(Figure record extracts)
━━━━━━

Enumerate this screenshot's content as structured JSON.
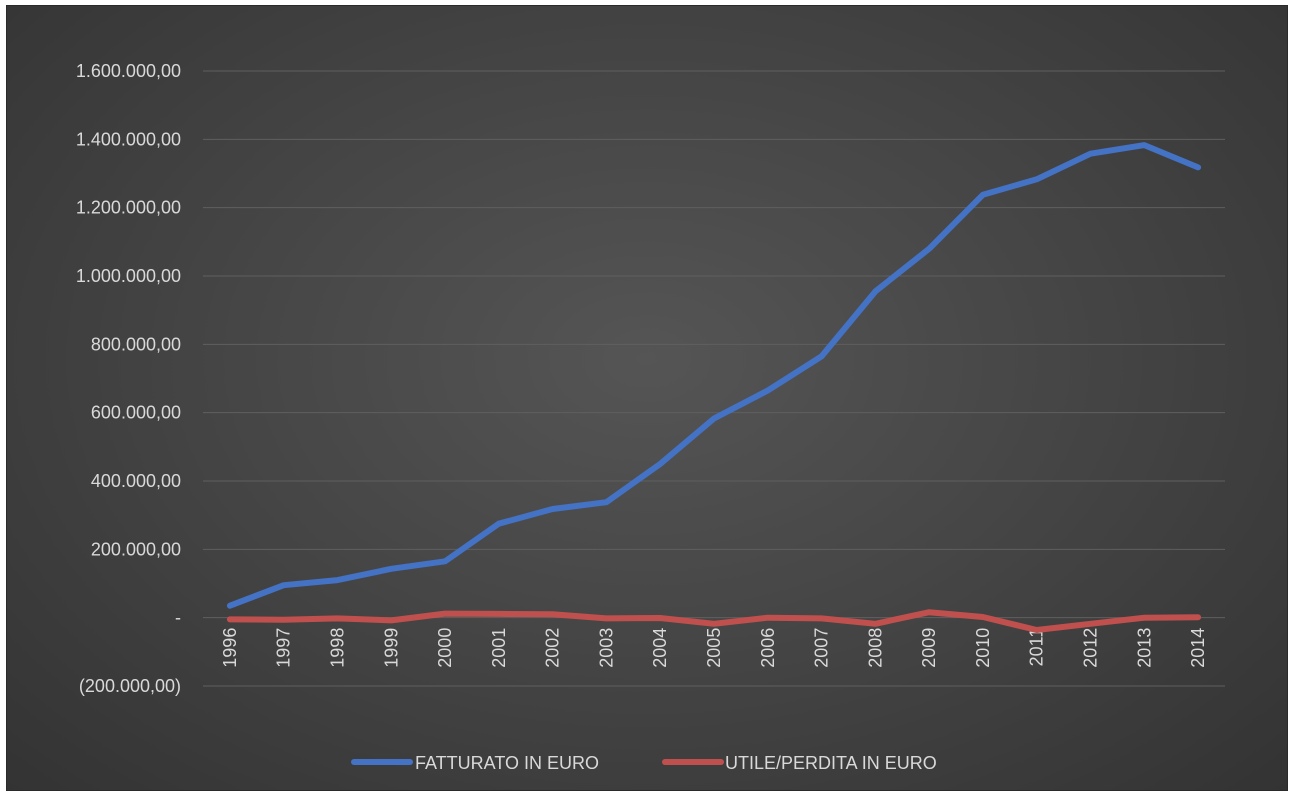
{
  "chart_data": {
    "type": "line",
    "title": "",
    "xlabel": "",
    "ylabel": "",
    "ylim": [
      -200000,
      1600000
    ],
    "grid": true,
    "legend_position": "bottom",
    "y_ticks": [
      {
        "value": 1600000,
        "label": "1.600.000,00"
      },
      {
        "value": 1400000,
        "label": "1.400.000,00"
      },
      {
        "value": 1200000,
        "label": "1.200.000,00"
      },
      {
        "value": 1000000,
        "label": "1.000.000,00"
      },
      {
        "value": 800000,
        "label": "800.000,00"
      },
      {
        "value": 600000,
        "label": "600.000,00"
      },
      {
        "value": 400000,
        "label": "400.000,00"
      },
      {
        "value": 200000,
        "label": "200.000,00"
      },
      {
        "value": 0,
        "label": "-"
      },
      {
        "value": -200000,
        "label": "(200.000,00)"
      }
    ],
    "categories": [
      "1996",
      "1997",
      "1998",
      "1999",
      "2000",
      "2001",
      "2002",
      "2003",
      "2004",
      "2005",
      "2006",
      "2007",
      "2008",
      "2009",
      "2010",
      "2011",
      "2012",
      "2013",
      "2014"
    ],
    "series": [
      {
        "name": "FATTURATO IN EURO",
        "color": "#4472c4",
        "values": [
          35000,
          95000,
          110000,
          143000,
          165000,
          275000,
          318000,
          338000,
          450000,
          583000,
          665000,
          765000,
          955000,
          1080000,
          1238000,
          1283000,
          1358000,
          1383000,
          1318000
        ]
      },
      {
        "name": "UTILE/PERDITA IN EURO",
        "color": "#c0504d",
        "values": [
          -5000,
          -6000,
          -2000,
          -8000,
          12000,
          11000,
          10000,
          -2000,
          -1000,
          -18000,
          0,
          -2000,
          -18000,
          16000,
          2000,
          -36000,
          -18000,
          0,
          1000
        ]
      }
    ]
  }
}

━━━━━━

Each line in the data that holds the string "name" should be found and copied.

        "name": "FATTURATO IN EURO",
        "name": "UTILE/PERDITA IN EURO",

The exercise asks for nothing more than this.